**YOUR INSTRUCTIONS**
Below are some entries. Copy each line that holds the string "Analysis".

**DATA EXTRACT**
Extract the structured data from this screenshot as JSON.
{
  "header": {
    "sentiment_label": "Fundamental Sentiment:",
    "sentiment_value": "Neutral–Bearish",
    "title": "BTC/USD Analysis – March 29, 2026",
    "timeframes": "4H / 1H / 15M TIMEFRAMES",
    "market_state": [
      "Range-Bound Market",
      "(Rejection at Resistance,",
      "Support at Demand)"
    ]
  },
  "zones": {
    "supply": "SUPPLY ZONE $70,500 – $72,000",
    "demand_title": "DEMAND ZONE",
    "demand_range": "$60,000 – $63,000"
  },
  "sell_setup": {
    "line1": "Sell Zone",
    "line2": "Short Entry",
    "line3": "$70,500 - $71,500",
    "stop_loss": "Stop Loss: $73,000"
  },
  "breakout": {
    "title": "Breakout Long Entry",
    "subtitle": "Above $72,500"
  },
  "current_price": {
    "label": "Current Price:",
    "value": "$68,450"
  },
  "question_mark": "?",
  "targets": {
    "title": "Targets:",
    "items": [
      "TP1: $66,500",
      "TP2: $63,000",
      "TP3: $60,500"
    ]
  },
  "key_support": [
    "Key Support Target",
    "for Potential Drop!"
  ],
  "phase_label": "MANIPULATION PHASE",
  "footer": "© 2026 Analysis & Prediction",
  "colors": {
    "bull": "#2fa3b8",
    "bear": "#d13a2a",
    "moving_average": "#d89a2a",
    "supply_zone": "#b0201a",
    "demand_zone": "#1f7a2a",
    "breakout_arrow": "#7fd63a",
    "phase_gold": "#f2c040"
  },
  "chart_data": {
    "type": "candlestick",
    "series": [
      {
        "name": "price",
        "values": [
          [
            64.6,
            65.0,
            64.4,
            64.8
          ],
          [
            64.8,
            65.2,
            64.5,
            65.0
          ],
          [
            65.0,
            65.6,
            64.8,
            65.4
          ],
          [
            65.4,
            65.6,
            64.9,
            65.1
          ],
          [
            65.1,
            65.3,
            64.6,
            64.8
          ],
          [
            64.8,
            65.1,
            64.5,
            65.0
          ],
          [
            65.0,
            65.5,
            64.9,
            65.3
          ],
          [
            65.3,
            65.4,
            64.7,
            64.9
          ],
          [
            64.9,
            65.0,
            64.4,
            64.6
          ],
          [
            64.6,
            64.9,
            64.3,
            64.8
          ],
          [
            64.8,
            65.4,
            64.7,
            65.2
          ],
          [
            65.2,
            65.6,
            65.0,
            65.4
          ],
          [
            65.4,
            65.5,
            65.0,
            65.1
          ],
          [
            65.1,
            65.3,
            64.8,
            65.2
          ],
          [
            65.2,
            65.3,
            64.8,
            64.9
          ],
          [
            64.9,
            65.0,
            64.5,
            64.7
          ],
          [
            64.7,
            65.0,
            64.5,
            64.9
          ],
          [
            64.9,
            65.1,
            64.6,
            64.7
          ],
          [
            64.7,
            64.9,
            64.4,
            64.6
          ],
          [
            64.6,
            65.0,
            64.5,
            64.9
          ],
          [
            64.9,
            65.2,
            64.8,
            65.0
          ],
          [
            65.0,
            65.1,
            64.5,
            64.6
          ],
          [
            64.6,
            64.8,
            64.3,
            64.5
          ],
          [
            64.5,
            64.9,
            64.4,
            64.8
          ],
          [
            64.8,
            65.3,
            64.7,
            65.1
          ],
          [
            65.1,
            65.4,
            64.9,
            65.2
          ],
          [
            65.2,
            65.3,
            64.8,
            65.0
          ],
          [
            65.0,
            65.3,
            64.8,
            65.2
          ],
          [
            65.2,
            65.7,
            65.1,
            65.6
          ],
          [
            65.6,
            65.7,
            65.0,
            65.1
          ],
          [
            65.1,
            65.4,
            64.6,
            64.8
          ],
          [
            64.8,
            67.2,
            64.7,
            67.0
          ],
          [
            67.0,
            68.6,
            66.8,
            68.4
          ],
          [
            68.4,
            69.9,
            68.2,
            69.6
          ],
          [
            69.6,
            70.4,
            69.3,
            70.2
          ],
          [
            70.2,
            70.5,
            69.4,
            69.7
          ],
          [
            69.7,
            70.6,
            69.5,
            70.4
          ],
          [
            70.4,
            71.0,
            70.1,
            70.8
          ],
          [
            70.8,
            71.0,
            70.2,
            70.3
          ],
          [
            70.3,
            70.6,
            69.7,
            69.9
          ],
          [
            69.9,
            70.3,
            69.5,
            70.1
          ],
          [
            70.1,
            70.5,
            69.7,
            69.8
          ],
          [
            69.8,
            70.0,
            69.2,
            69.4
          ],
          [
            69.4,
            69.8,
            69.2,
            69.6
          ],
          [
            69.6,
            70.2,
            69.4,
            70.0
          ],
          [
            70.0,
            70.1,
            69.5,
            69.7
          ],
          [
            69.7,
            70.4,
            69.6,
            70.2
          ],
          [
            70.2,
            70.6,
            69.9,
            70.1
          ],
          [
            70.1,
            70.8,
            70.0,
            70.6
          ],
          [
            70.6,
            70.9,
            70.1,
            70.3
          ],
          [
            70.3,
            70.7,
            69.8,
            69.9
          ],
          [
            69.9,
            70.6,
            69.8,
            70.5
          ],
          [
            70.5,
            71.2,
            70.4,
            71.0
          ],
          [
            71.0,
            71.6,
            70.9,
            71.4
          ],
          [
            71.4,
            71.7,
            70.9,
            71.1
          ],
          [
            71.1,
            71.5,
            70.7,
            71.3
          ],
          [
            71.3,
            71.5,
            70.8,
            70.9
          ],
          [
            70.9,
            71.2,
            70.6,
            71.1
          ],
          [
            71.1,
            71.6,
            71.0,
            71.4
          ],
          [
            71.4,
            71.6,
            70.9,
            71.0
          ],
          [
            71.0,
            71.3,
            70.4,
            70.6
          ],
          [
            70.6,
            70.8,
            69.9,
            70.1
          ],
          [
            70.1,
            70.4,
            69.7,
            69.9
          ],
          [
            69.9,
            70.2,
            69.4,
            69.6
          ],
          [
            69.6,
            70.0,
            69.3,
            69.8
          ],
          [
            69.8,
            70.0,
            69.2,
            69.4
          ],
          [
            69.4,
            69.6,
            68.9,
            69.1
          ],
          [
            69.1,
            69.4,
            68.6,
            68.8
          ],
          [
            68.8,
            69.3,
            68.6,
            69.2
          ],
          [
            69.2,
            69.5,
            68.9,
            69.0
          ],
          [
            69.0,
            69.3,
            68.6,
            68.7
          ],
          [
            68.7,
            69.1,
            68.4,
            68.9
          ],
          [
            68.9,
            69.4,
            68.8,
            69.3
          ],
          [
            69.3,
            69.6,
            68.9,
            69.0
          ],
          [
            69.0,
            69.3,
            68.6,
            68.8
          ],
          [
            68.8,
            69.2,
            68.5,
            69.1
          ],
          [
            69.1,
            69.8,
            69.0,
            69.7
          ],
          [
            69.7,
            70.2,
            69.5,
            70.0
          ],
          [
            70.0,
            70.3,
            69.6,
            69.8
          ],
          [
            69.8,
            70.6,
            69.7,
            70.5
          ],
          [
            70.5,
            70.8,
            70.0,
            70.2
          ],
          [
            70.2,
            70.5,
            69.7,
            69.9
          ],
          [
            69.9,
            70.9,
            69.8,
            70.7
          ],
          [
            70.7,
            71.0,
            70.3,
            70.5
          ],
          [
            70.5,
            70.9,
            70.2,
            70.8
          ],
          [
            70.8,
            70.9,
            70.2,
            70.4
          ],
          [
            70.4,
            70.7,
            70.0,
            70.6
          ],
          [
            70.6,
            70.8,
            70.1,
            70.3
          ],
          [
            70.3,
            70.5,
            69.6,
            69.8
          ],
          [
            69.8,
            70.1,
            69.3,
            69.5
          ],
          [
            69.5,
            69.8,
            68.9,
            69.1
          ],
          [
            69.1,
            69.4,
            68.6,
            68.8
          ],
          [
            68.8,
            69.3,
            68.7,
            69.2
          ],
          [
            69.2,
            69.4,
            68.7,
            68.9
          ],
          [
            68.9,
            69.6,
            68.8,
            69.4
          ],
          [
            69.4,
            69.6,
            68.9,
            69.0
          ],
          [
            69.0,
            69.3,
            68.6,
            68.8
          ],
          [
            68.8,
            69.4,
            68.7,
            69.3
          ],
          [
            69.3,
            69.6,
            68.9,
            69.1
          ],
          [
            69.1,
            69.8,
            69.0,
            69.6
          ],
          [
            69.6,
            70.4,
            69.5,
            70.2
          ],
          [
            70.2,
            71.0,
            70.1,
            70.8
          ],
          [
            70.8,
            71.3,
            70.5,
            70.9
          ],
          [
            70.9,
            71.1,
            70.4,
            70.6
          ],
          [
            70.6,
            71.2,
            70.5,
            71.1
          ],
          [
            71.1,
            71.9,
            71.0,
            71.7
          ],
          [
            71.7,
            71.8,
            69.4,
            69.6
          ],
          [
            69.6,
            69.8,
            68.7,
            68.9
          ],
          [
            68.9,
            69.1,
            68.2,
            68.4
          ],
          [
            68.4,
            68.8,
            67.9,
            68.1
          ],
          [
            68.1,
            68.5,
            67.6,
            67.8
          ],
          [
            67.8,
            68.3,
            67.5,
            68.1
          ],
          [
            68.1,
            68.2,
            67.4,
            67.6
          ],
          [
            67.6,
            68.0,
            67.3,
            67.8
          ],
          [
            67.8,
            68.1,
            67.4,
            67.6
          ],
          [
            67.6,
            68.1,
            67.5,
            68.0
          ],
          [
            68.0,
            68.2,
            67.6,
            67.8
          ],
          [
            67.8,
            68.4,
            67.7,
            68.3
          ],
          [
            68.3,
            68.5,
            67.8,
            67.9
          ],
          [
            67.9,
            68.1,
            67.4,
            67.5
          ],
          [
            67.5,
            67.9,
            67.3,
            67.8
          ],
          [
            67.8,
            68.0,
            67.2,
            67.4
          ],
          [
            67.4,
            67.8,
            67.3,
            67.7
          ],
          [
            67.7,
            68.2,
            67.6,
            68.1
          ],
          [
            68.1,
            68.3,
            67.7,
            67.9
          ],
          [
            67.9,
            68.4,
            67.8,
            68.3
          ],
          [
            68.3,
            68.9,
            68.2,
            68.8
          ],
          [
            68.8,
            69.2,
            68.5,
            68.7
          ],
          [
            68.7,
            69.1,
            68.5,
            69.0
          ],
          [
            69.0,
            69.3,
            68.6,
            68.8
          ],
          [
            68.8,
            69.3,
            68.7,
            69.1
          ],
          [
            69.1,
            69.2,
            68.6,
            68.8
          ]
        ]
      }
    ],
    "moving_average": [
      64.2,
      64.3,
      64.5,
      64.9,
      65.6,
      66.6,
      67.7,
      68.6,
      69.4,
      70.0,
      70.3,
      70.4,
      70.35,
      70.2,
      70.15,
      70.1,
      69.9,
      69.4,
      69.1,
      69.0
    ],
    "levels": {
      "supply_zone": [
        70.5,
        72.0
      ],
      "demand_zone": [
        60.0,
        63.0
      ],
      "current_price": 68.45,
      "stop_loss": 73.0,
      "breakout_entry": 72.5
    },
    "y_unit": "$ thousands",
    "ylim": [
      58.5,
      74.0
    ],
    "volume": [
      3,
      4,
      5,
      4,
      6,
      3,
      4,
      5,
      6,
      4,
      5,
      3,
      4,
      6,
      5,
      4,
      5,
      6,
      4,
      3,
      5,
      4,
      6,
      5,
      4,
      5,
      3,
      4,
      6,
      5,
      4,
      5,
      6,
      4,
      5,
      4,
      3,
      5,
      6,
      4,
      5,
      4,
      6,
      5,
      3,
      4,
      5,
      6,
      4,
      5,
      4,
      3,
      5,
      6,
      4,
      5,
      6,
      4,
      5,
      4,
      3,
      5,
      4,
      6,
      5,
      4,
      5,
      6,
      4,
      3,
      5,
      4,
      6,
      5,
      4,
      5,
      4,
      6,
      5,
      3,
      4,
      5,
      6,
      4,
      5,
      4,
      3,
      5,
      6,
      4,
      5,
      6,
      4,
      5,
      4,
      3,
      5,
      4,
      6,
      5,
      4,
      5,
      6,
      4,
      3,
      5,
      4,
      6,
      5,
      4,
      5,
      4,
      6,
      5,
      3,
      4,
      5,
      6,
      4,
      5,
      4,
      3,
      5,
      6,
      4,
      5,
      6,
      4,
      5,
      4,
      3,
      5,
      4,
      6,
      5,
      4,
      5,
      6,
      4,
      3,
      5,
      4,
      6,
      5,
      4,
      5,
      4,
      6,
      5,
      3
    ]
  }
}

**RESPONSE TO THIS EXERCISE**
    "title": "BTC/USD Analysis – March 29, 2026",
  "footer": "© 2026 Analysis & Prediction",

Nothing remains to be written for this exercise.